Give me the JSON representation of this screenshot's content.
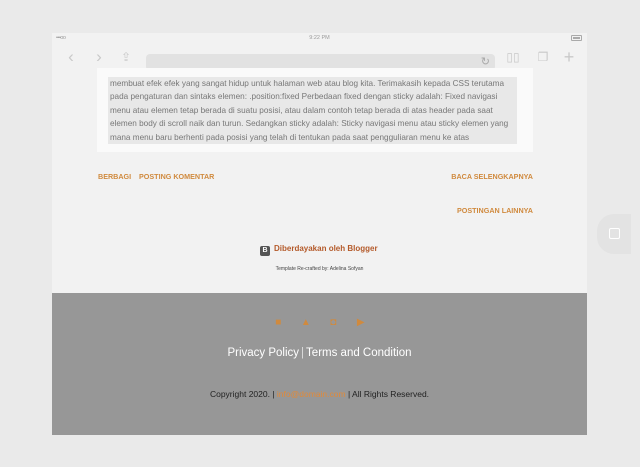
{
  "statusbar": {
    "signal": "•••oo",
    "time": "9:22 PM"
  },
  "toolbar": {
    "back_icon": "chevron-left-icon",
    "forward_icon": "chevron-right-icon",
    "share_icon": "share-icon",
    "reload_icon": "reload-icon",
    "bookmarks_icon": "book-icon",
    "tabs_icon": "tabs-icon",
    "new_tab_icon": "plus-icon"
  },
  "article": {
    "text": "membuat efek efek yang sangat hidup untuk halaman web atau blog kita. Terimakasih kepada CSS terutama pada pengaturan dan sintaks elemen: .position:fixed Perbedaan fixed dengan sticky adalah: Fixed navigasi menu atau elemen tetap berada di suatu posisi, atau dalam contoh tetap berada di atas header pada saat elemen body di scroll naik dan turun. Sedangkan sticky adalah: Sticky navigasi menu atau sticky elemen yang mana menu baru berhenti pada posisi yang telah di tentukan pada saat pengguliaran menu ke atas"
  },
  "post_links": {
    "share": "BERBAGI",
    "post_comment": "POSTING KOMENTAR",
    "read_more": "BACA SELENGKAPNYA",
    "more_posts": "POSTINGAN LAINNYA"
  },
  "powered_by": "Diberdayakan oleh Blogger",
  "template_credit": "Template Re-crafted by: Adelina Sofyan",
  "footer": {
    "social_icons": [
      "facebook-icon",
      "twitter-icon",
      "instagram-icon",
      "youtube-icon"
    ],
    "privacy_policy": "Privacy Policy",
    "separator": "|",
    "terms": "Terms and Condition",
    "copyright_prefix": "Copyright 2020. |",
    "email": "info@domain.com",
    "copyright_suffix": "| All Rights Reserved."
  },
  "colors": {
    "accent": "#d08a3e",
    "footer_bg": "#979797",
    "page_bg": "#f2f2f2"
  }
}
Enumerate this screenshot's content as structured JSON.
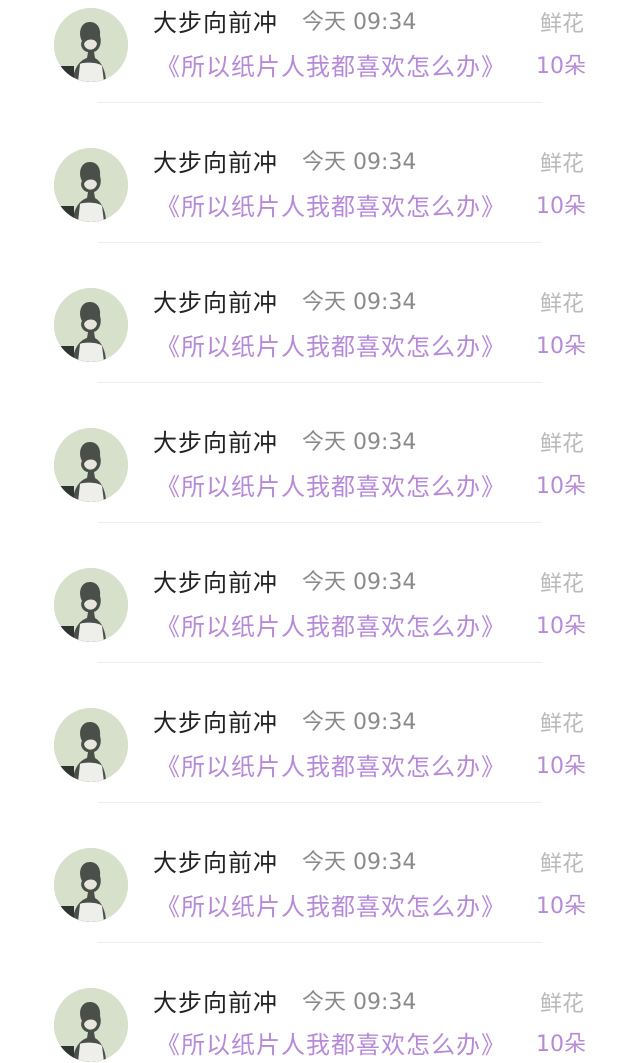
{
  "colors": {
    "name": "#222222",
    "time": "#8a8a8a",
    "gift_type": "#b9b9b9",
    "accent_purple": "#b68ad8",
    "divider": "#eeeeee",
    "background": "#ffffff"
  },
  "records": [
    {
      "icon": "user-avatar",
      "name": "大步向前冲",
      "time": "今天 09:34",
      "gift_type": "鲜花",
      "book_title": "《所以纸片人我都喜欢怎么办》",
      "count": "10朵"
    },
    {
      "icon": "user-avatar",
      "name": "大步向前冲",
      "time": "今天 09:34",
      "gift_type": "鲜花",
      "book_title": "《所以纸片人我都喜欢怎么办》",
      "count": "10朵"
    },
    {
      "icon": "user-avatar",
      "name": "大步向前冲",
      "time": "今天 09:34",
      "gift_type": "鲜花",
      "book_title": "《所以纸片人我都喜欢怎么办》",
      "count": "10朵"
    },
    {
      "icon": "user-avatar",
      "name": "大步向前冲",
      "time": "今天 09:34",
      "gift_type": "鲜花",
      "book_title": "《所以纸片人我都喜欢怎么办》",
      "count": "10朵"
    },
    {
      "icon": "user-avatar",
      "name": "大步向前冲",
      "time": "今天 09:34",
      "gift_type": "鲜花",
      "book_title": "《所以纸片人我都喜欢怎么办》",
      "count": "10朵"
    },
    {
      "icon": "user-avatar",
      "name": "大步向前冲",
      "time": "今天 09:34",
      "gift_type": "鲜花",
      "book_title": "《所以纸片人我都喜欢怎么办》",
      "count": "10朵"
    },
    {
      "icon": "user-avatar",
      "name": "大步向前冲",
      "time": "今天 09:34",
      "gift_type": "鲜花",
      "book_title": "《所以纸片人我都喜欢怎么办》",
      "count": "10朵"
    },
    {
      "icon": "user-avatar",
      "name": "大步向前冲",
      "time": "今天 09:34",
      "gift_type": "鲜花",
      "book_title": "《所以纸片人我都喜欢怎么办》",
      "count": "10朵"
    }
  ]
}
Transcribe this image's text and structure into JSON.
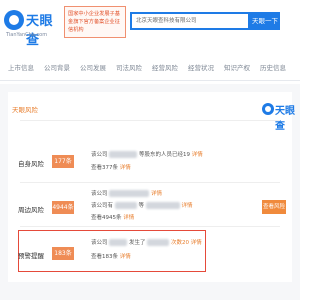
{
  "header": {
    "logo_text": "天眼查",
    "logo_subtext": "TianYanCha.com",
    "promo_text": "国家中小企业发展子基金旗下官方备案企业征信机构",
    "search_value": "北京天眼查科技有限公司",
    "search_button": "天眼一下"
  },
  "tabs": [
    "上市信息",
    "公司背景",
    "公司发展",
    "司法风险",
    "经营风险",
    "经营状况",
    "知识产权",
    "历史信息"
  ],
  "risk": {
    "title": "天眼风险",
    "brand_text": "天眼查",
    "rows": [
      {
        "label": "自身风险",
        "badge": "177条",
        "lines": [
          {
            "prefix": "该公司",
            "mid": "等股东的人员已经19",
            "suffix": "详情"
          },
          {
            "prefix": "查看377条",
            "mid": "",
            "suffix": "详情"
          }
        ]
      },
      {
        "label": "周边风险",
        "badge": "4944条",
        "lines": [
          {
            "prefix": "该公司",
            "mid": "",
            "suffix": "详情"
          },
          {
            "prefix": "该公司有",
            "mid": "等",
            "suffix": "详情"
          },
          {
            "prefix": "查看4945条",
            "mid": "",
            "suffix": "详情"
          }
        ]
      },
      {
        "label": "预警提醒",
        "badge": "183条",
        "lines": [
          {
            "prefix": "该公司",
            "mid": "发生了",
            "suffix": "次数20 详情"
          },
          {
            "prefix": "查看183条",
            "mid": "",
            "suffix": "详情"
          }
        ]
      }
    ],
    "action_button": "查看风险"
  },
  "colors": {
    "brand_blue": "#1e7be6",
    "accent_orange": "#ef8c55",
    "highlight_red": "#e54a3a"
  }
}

EXERCISE AIM: Set the entries down again exactly. Do not include the images.

OUTPUT OF THE TASK:
Give me the JSON representation of this screenshot's content.
{
  "statusbar": {
    "signal": "•••oo",
    "time": "9:22 PM"
  },
  "toolbar": {
    "back_icon": "chevron-left-icon",
    "forward_icon": "chevron-right-icon",
    "share_icon": "share-icon",
    "reload_icon": "reload-icon",
    "bookmarks_icon": "book-icon",
    "tabs_icon": "tabs-icon",
    "new_tab_icon": "plus-icon"
  },
  "article": {
    "text": "membuat efek efek yang sangat hidup untuk halaman web atau blog kita. Terimakasih kepada CSS terutama pada pengaturan dan sintaks elemen: .position:fixed Perbedaan fixed dengan sticky adalah: Fixed navigasi menu atau elemen tetap berada di suatu posisi, atau dalam contoh tetap berada di atas header pada saat elemen body di scroll naik dan turun. Sedangkan sticky adalah: Sticky navigasi menu atau sticky elemen yang mana menu baru berhenti pada posisi yang telah di tentukan pada saat pengguliaran menu ke atas"
  },
  "post_links": {
    "share": "BERBAGI",
    "post_comment": "POSTING KOMENTAR",
    "read_more": "BACA SELENGKAPNYA",
    "more_posts": "POSTINGAN LAINNYA"
  },
  "powered_by": "Diberdayakan oleh Blogger",
  "template_credit": "Template Re-crafted by: Adelina Sofyan",
  "footer": {
    "social_icons": [
      "facebook-icon",
      "twitter-icon",
      "instagram-icon",
      "youtube-icon"
    ],
    "privacy_policy": "Privacy Policy",
    "separator": "|",
    "terms": "Terms and Condition",
    "copyright_prefix": "Copyright 2020. |",
    "email": "info@domain.com",
    "copyright_suffix": "| All Rights Reserved."
  },
  "colors": {
    "accent": "#d08a3e",
    "footer_bg": "#979797",
    "page_bg": "#f2f2f2"
  }
}
Enumerate this screenshot's content as structured JSON.
{
  "colors": {
    "name": "#222222",
    "time": "#8a8a8a",
    "gift_type": "#b9b9b9",
    "accent_purple": "#b68ad8",
    "divider": "#eeeeee",
    "background": "#ffffff"
  },
  "records": [
    {
      "icon": "user-avatar",
      "name": "大步向前冲",
      "time": "今天 09:34",
      "gift_type": "鲜花",
      "book_title": "《所以纸片人我都喜欢怎么办》",
      "count": "10朵"
    },
    {
      "icon": "user-avatar",
      "name": "大步向前冲",
      "time": "今天 09:34",
      "gift_type": "鲜花",
      "book_title": "《所以纸片人我都喜欢怎么办》",
      "count": "10朵"
    },
    {
      "icon": "user-avatar",
      "name": "大步向前冲",
      "time": "今天 09:34",
      "gift_type": "鲜花",
      "book_title": "《所以纸片人我都喜欢怎么办》",
      "count": "10朵"
    },
    {
      "icon": "user-avatar",
      "name": "大步向前冲",
      "time": "今天 09:34",
      "gift_type": "鲜花",
      "book_title": "《所以纸片人我都喜欢怎么办》",
      "count": "10朵"
    },
    {
      "icon": "user-avatar",
      "name": "大步向前冲",
      "time": "今天 09:34",
      "gift_type": "鲜花",
      "book_title": "《所以纸片人我都喜欢怎么办》",
      "count": "10朵"
    },
    {
      "icon": "user-avatar",
      "name": "大步向前冲",
      "time": "今天 09:34",
      "gift_type": "鲜花",
      "book_title": "《所以纸片人我都喜欢怎么办》",
      "count": "10朵"
    },
    {
      "icon": "user-avatar",
      "name": "大步向前冲",
      "time": "今天 09:34",
      "gift_type": "鲜花",
      "book_title": "《所以纸片人我都喜欢怎么办》",
      "count": "10朵"
    },
    {
      "icon": "user-avatar",
      "name": "大步向前冲",
      "time": "今天 09:34",
      "gift_type": "鲜花",
      "book_title": "《所以纸片人我都喜欢怎么办》",
      "count": "10朵"
    }
  ]
}
Transcribe this image's text and structure into JSON.
{
  "header": {
    "logo_text": "天眼查",
    "logo_subtext": "TianYanCha.com",
    "promo_text": "国家中小企业发展子基金旗下官方备案企业征信机构",
    "search_value": "北京天眼查科技有限公司",
    "search_button": "天眼一下"
  },
  "tabs": [
    "上市信息",
    "公司背景",
    "公司发展",
    "司法风险",
    "经营风险",
    "经营状况",
    "知识产权",
    "历史信息"
  ],
  "risk": {
    "title": "天眼风险",
    "brand_text": "天眼查",
    "rows": [
      {
        "label": "自身风险",
        "badge": "177条",
        "lines": [
          {
            "prefix": "该公司",
            "mid": "等股东的人员已经19",
            "suffix": "详情"
          },
          {
            "prefix": "查看377条",
            "mid": "",
            "suffix": "详情"
          }
        ]
      },
      {
        "label": "周边风险",
        "badge": "4944条",
        "lines": [
          {
            "prefix": "该公司",
            "mid": "",
            "suffix": "详情"
          },
          {
            "prefix": "该公司有",
            "mid": "等",
            "suffix": "详情"
          },
          {
            "prefix": "查看4945条",
            "mid": "",
            "suffix": "详情"
          }
        ]
      },
      {
        "label": "预警提醒",
        "badge": "183条",
        "lines": [
          {
            "prefix": "该公司",
            "mid": "发生了",
            "suffix": "次数20 详情"
          },
          {
            "prefix": "查看183条",
            "mid": "",
            "suffix": "详情"
          }
        ]
      }
    ],
    "action_button": "查看风险"
  },
  "colors": {
    "brand_blue": "#1e7be6",
    "accent_orange": "#ef8c55",
    "highlight_red": "#e54a3a"
  }
}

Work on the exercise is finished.